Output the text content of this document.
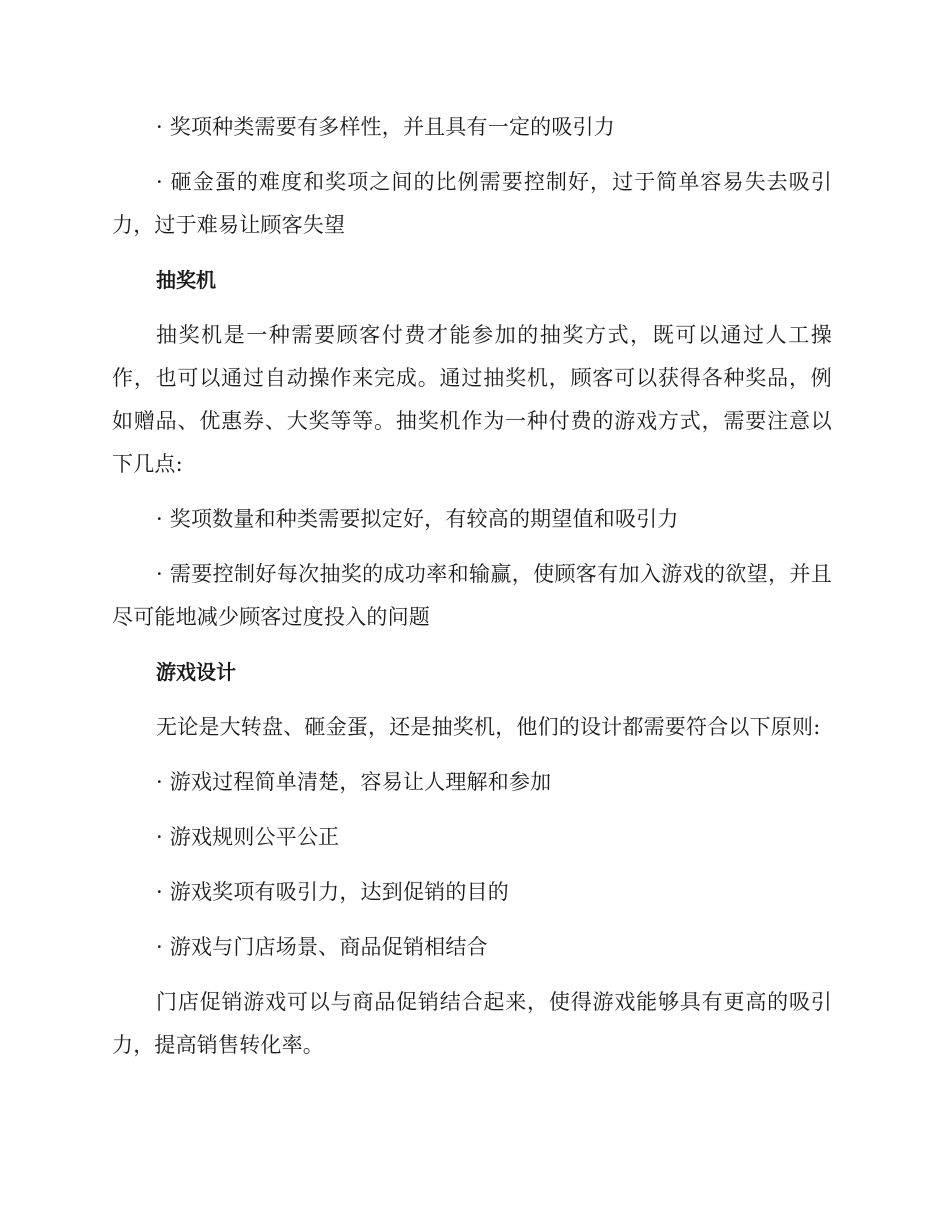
· 奖项种类需要有多样性，并且具有一定的吸引力

· 砸金蛋的难度和奖项之间的比例需要控制好，过于简单容易失去吸引力，过于难易让顾客失望

抽奖机

抽奖机是一种需要顾客付费才能参加的抽奖方式，既可以通过人工操作，也可以通过自动操作来完成。通过抽奖机，顾客可以获得各种奖品，例如赠品、优惠券、大奖等等。抽奖机作为一种付费的游戏方式，需要注意以下几点:

· 奖项数量和种类需要拟定好，有较高的期望值和吸引力

· 需要控制好每次抽奖的成功率和输赢，使顾客有加入游戏的欲望，并且尽可能地减少顾客过度投入的问题

游戏设计

无论是大转盘、砸金蛋，还是抽奖机，他们的设计都需要符合以下原则:

· 游戏过程简单清楚，容易让人理解和参加

· 游戏规则公平公正

· 游戏奖项有吸引力，达到促销的目的

· 游戏与门店场景、商品促销相结合

门店促销游戏可以与商品促销结合起来，使得游戏能够具有更高的吸引力，提高销售转化率。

========================================

→ **STATED TASK**
Write out the records above exactly as they stand, leaving out every picture.

→ **ANSWER FOR THE TASK**
Output the text content of this document.
· 奖项种类需要有多样性，并且具有一定的吸引力

· 砸金蛋的难度和奖项之间的比例需要控制好，过于简单容易失去吸引力，过于难易让顾客失望

抽奖机

抽奖机是一种需要顾客付费才能参加的抽奖方式，既可以通过人工操作，也可以通过自动操作来完成。通过抽奖机，顾客可以获得各种奖品，例如赠品、优惠券、大奖等等。抽奖机作为一种付费的游戏方式，需要注意以下几点:

· 奖项数量和种类需要拟定好，有较高的期望值和吸引力

· 需要控制好每次抽奖的成功率和输赢，使顾客有加入游戏的欲望，并且尽可能地减少顾客过度投入的问题

游戏设计

无论是大转盘、砸金蛋，还是抽奖机，他们的设计都需要符合以下原则:

· 游戏过程简单清楚，容易让人理解和参加

· 游戏规则公平公正

· 游戏奖项有吸引力，达到促销的目的

· 游戏与门店场景、商品促销相结合

门店促销游戏可以与商品促销结合起来，使得游戏能够具有更高的吸引力，提高销售转化率。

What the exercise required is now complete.